WRITTEN REQUEST — Please set down all the lines beneath this one exactly, without the pictures.

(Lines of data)
######

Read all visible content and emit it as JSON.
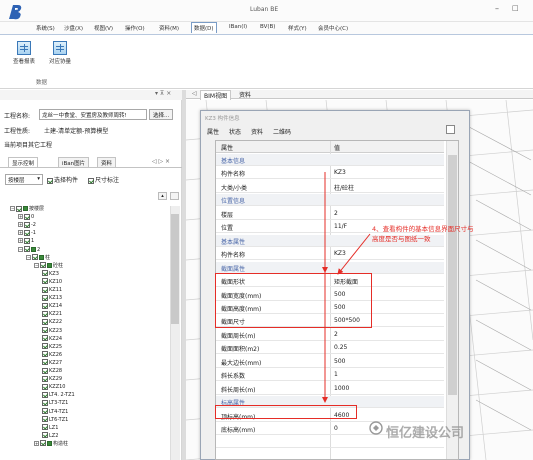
{
  "app": {
    "title": "Luban BE",
    "min_glyph": "–",
    "max_glyph": "□"
  },
  "menu": [
    {
      "label": "系统(S)"
    },
    {
      "label": "沙盘(X)"
    },
    {
      "label": "视图(V)"
    },
    {
      "label": "操作(O)"
    },
    {
      "label": "资料(M)"
    },
    {
      "label": "数据(D)",
      "active": true
    },
    {
      "label": "IBan(I)"
    },
    {
      "label": "BV(B)"
    },
    {
      "label": "样式(Y)"
    },
    {
      "label": "会员中心(C)"
    }
  ],
  "ribbon": {
    "buttons": [
      {
        "label": "查看报表"
      },
      {
        "label": "对应协量"
      }
    ],
    "group_label": "数据"
  },
  "left_panel": {
    "controls": "▾ ⊼ ×",
    "project_name_label": "工程名称:",
    "project_name_value": "龙丝一中食堂、安置房及教师周转!",
    "select_button": "选择...",
    "project_type_label": "工程性质:",
    "project_type_value": "土建-清单定额-预算模型",
    "current_project": "当前项目其它工程",
    "tabs": [
      {
        "label": "显示控制",
        "active": true
      },
      {
        "label": "iBan图片"
      },
      {
        "label": "资料"
      }
    ],
    "tab_nav": "◁ ▷ ×",
    "mode_select": "按楼层",
    "checkbox_component": "选择构件",
    "checkbox_size": "尺寸标注",
    "scroll_up": "▴",
    "tree": [
      {
        "label": "按楼层",
        "level": 0,
        "exp": "−",
        "sq": true
      },
      {
        "label": "0",
        "level": 1,
        "exp": "+"
      },
      {
        "label": "-2",
        "level": 1,
        "exp": "+"
      },
      {
        "label": "-1",
        "level": 1,
        "exp": "+"
      },
      {
        "label": "1",
        "level": 1,
        "exp": "+"
      },
      {
        "label": "2",
        "level": 1,
        "exp": "−",
        "sq": true
      },
      {
        "label": "柱",
        "level": 2,
        "exp": "−",
        "sq": true
      },
      {
        "label": "砼柱",
        "level": 3,
        "exp": "−",
        "sq": true
      },
      {
        "label": "KZ3",
        "level": 4
      },
      {
        "label": "KZ10",
        "level": 4
      },
      {
        "label": "KZ11",
        "level": 4
      },
      {
        "label": "KZ13",
        "level": 4
      },
      {
        "label": "KZ14",
        "level": 4
      },
      {
        "label": "KZ21",
        "level": 4
      },
      {
        "label": "KZ22",
        "level": 4
      },
      {
        "label": "KZ23",
        "level": 4
      },
      {
        "label": "KZ24",
        "level": 4
      },
      {
        "label": "KZ25",
        "level": 4
      },
      {
        "label": "KZ26",
        "level": 4
      },
      {
        "label": "KZ27",
        "level": 4
      },
      {
        "label": "KZ28",
        "level": 4
      },
      {
        "label": "KZ29",
        "level": 4
      },
      {
        "label": "KZZ10",
        "level": 4
      },
      {
        "label": "LT4. 2-TZ1",
        "level": 4
      },
      {
        "label": "LT3-TZ1",
        "level": 4
      },
      {
        "label": "LT4-TZ1",
        "level": 4
      },
      {
        "label": "LT6-TZ1",
        "level": 4
      },
      {
        "label": "LZ1",
        "level": 4
      },
      {
        "label": "LZ2",
        "level": 4
      },
      {
        "label": "构造柱",
        "level": 3,
        "exp": "+",
        "sq": true
      }
    ]
  },
  "view": {
    "tabs": [
      {
        "label": "BIM视图",
        "active": true
      },
      {
        "label": "资料"
      }
    ],
    "nav_left": "◁",
    "nav_right": "▷"
  },
  "dialog": {
    "title": "KZ3 构件信息",
    "tabs": [
      {
        "label": "属性"
      },
      {
        "label": "状态"
      },
      {
        "label": "资料"
      },
      {
        "label": "二维码"
      }
    ],
    "col_name": "属性",
    "col_value": "值",
    "rows": [
      {
        "name": "基本信息",
        "value": "",
        "group": true
      },
      {
        "name": "构件名称",
        "value": "KZ3"
      },
      {
        "name": "大类/小类",
        "value": "柱/砼柱"
      },
      {
        "name": "位置信息",
        "value": "",
        "group": true
      },
      {
        "name": "楼层",
        "value": "2"
      },
      {
        "name": "位置",
        "value": "11/F"
      },
      {
        "name": "基本属性",
        "value": "",
        "group": true
      },
      {
        "name": "构件名称",
        "value": "KZ3"
      },
      {
        "name": "截面属性",
        "value": "",
        "group": true
      },
      {
        "name": "截面形状",
        "value": "矩形截面"
      },
      {
        "name": "截面宽度(mm)",
        "value": "500"
      },
      {
        "name": "截面高度(mm)",
        "value": "500"
      },
      {
        "name": "截面尺寸",
        "value": "500*500"
      },
      {
        "name": "截面周长(m)",
        "value": "2"
      },
      {
        "name": "截面面积(m2)",
        "value": "0.25"
      },
      {
        "name": "最大边长(mm)",
        "value": "500"
      },
      {
        "name": "斜长系数",
        "value": "1"
      },
      {
        "name": "斜长周长(m)",
        "value": "1000"
      },
      {
        "name": "标高属性",
        "value": "",
        "group": true
      },
      {
        "name": "顶标高(mm)",
        "value": "4600"
      },
      {
        "name": "底标高(mm)",
        "value": "0"
      },
      {
        "name": "",
        "value": ""
      }
    ]
  },
  "annotation": {
    "text": "4、查看构件的基本信息界面尺寸与高度是否与图纸一致"
  },
  "watermark": {
    "text": "恒亿建设公司"
  },
  "colors": {
    "annotation_red": "#e52d27",
    "grid_green": "#3c8a3c",
    "accent_blue": "#3a78b8"
  }
}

######

REPLY TO THE EXERCISE —
Read all visible content and emit it as JSON.
{
  "app": {
    "title": "Luban BE",
    "min_glyph": "–",
    "max_glyph": "□"
  },
  "menu": [
    {
      "label": "系统(S)"
    },
    {
      "label": "沙盘(X)"
    },
    {
      "label": "视图(V)"
    },
    {
      "label": "操作(O)"
    },
    {
      "label": "资料(M)"
    },
    {
      "label": "数据(D)",
      "active": true
    },
    {
      "label": "IBan(I)"
    },
    {
      "label": "BV(B)"
    },
    {
      "label": "样式(Y)"
    },
    {
      "label": "会员中心(C)"
    }
  ],
  "ribbon": {
    "buttons": [
      {
        "label": "查看报表"
      },
      {
        "label": "对应协量"
      }
    ],
    "group_label": "数据"
  },
  "left_panel": {
    "controls": "▾ ⊼ ×",
    "project_name_label": "工程名称:",
    "project_name_value": "龙丝一中食堂、安置房及教师周转!",
    "select_button": "选择...",
    "project_type_label": "工程性质:",
    "project_type_value": "土建-清单定额-预算模型",
    "current_project": "当前项目其它工程",
    "tabs": [
      {
        "label": "显示控制",
        "active": true
      },
      {
        "label": "iBan图片"
      },
      {
        "label": "资料"
      }
    ],
    "tab_nav": "◁ ▷ ×",
    "mode_select": "按楼层",
    "checkbox_component": "选择构件",
    "checkbox_size": "尺寸标注",
    "scroll_up": "▴",
    "tree": [
      {
        "label": "按楼层",
        "level": 0,
        "exp": "−",
        "sq": true
      },
      {
        "label": "0",
        "level": 1,
        "exp": "+"
      },
      {
        "label": "-2",
        "level": 1,
        "exp": "+"
      },
      {
        "label": "-1",
        "level": 1,
        "exp": "+"
      },
      {
        "label": "1",
        "level": 1,
        "exp": "+"
      },
      {
        "label": "2",
        "level": 1,
        "exp": "−",
        "sq": true
      },
      {
        "label": "柱",
        "level": 2,
        "exp": "−",
        "sq": true
      },
      {
        "label": "砼柱",
        "level": 3,
        "exp": "−",
        "sq": true
      },
      {
        "label": "KZ3",
        "level": 4
      },
      {
        "label": "KZ10",
        "level": 4
      },
      {
        "label": "KZ11",
        "level": 4
      },
      {
        "label": "KZ13",
        "level": 4
      },
      {
        "label": "KZ14",
        "level": 4
      },
      {
        "label": "KZ21",
        "level": 4
      },
      {
        "label": "KZ22",
        "level": 4
      },
      {
        "label": "KZ23",
        "level": 4
      },
      {
        "label": "KZ24",
        "level": 4
      },
      {
        "label": "KZ25",
        "level": 4
      },
      {
        "label": "KZ26",
        "level": 4
      },
      {
        "label": "KZ27",
        "level": 4
      },
      {
        "label": "KZ28",
        "level": 4
      },
      {
        "label": "KZ29",
        "level": 4
      },
      {
        "label": "KZZ10",
        "level": 4
      },
      {
        "label": "LT4. 2-TZ1",
        "level": 4
      },
      {
        "label": "LT3-TZ1",
        "level": 4
      },
      {
        "label": "LT4-TZ1",
        "level": 4
      },
      {
        "label": "LT6-TZ1",
        "level": 4
      },
      {
        "label": "LZ1",
        "level": 4
      },
      {
        "label": "LZ2",
        "level": 4
      },
      {
        "label": "构造柱",
        "level": 3,
        "exp": "+",
        "sq": true
      }
    ]
  },
  "view": {
    "tabs": [
      {
        "label": "BIM视图",
        "active": true
      },
      {
        "label": "资料"
      }
    ],
    "nav_left": "◁",
    "nav_right": "▷"
  },
  "dialog": {
    "title": "KZ3 构件信息",
    "tabs": [
      {
        "label": "属性"
      },
      {
        "label": "状态"
      },
      {
        "label": "资料"
      },
      {
        "label": "二维码"
      }
    ],
    "col_name": "属性",
    "col_value": "值",
    "rows": [
      {
        "name": "基本信息",
        "value": "",
        "group": true
      },
      {
        "name": "构件名称",
        "value": "KZ3"
      },
      {
        "name": "大类/小类",
        "value": "柱/砼柱"
      },
      {
        "name": "位置信息",
        "value": "",
        "group": true
      },
      {
        "name": "楼层",
        "value": "2"
      },
      {
        "name": "位置",
        "value": "11/F"
      },
      {
        "name": "基本属性",
        "value": "",
        "group": true
      },
      {
        "name": "构件名称",
        "value": "KZ3"
      },
      {
        "name": "截面属性",
        "value": "",
        "group": true
      },
      {
        "name": "截面形状",
        "value": "矩形截面"
      },
      {
        "name": "截面宽度(mm)",
        "value": "500"
      },
      {
        "name": "截面高度(mm)",
        "value": "500"
      },
      {
        "name": "截面尺寸",
        "value": "500*500"
      },
      {
        "name": "截面周长(m)",
        "value": "2"
      },
      {
        "name": "截面面积(m2)",
        "value": "0.25"
      },
      {
        "name": "最大边长(mm)",
        "value": "500"
      },
      {
        "name": "斜长系数",
        "value": "1"
      },
      {
        "name": "斜长周长(m)",
        "value": "1000"
      },
      {
        "name": "标高属性",
        "value": "",
        "group": true
      },
      {
        "name": "顶标高(mm)",
        "value": "4600"
      },
      {
        "name": "底标高(mm)",
        "value": "0"
      },
      {
        "name": "",
        "value": ""
      }
    ]
  },
  "annotation": {
    "text": "4、查看构件的基本信息界面尺寸与高度是否与图纸一致"
  },
  "watermark": {
    "text": "恒亿建设公司"
  },
  "colors": {
    "annotation_red": "#e52d27",
    "grid_green": "#3c8a3c",
    "accent_blue": "#3a78b8"
  }
}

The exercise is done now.